Pick out the lines below that contain the string "Features" and copy them all.

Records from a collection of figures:
* Start *
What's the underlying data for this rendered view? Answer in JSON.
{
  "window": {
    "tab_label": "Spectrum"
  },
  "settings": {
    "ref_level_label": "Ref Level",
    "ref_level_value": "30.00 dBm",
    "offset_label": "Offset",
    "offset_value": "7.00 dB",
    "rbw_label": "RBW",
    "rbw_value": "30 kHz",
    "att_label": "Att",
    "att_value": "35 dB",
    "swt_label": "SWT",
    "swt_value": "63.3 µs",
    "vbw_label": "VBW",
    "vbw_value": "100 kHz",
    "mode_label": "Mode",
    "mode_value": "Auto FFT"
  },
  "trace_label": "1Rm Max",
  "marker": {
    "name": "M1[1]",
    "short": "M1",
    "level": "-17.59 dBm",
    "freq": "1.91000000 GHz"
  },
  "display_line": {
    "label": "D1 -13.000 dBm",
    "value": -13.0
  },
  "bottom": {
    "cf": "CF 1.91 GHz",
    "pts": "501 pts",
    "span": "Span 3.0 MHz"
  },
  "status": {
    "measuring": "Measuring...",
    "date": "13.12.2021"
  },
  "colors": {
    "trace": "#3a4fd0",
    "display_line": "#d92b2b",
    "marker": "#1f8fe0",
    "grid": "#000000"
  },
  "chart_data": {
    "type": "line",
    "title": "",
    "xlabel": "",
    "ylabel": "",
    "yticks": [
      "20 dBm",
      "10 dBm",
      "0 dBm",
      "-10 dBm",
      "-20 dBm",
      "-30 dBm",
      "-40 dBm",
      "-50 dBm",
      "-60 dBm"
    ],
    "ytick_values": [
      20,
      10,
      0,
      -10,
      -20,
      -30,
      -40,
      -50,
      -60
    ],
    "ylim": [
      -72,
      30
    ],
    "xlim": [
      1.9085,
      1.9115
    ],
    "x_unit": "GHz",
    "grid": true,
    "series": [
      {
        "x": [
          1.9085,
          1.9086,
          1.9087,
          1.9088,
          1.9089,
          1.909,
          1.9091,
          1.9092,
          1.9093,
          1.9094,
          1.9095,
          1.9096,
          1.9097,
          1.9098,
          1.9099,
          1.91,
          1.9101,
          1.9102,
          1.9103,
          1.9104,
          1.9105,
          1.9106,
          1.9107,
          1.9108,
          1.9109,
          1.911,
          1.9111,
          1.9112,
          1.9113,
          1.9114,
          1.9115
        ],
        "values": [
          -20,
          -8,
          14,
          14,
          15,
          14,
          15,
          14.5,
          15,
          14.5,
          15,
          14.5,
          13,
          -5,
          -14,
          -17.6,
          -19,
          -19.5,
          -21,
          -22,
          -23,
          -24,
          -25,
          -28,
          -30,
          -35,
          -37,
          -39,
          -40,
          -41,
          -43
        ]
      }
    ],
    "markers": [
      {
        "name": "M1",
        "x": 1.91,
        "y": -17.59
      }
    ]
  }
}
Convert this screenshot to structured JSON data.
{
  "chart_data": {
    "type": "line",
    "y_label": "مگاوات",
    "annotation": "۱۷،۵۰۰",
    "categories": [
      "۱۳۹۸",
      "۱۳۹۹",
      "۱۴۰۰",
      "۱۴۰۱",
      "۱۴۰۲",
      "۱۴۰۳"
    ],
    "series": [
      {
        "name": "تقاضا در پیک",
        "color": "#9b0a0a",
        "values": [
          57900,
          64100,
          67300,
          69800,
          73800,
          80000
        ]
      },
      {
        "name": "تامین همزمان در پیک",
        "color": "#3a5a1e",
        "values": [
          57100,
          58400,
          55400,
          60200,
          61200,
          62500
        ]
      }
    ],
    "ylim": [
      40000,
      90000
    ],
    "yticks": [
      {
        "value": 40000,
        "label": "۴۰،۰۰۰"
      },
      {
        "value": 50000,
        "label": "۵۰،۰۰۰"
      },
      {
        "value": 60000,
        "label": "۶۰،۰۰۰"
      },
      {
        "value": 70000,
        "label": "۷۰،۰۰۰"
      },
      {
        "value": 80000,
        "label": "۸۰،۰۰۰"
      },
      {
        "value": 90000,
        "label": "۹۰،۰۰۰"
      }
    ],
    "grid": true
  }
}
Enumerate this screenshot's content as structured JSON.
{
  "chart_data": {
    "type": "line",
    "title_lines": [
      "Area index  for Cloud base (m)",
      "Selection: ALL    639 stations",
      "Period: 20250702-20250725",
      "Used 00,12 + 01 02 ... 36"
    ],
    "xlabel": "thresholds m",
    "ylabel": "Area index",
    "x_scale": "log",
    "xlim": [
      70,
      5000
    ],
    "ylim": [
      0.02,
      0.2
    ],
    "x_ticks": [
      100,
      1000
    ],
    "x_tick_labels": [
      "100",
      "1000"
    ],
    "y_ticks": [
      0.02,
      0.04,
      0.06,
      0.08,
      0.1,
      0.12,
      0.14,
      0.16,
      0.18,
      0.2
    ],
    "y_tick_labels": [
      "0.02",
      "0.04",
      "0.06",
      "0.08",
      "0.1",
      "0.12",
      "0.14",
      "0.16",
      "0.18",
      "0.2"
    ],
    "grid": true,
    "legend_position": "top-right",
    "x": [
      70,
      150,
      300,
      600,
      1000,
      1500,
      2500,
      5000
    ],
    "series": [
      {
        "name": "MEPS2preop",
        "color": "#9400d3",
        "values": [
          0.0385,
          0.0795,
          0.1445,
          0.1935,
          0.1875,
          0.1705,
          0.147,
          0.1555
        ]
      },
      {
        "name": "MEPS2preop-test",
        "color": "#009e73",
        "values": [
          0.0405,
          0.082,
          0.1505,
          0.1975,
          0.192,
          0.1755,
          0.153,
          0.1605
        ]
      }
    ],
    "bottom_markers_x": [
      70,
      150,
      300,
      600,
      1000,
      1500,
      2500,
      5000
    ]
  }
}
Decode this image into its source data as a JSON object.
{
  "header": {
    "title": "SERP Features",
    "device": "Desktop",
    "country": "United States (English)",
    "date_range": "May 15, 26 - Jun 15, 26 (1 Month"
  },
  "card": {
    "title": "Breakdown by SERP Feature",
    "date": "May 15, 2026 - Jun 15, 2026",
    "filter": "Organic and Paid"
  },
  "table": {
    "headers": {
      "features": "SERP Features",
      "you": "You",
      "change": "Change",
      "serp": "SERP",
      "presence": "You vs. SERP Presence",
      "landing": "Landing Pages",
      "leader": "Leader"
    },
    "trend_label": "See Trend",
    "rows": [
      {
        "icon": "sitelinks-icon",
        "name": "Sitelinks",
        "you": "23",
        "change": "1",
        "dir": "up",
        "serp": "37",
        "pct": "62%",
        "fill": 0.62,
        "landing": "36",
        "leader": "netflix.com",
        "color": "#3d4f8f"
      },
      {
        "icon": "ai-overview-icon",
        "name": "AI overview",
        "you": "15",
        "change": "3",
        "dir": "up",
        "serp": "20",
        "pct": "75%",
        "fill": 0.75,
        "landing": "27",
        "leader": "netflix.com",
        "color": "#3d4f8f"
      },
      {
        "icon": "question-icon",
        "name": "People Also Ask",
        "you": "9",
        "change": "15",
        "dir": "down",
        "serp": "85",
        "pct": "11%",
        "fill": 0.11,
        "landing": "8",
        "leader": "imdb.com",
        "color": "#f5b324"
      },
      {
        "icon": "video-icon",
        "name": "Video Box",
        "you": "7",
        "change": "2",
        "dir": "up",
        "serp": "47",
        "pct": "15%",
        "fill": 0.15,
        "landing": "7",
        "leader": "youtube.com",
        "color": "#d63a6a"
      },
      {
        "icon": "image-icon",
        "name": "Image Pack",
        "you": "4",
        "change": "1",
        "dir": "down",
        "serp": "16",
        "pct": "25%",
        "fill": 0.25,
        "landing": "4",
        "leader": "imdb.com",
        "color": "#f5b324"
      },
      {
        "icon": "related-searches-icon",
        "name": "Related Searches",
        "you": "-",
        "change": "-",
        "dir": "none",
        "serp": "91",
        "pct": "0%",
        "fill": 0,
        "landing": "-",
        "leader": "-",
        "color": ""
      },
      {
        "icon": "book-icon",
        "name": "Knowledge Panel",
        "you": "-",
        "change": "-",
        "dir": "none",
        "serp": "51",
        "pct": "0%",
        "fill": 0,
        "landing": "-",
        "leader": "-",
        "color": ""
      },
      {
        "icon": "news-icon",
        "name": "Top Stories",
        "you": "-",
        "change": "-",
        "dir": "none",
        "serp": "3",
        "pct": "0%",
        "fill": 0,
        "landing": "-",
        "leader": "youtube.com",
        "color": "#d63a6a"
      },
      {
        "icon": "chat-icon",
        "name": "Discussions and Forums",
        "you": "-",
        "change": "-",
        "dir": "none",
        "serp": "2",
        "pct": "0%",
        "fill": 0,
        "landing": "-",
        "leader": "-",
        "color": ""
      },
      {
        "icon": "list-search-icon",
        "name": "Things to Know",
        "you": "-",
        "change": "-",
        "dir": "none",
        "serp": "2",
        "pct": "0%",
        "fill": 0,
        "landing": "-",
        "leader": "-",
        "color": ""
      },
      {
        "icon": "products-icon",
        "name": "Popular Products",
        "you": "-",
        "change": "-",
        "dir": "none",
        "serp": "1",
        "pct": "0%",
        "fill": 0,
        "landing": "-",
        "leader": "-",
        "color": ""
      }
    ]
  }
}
* End *
▶ **ANSWER FOR THE TASK**
    "title": "SERP Features",
      "features": "SERP Features",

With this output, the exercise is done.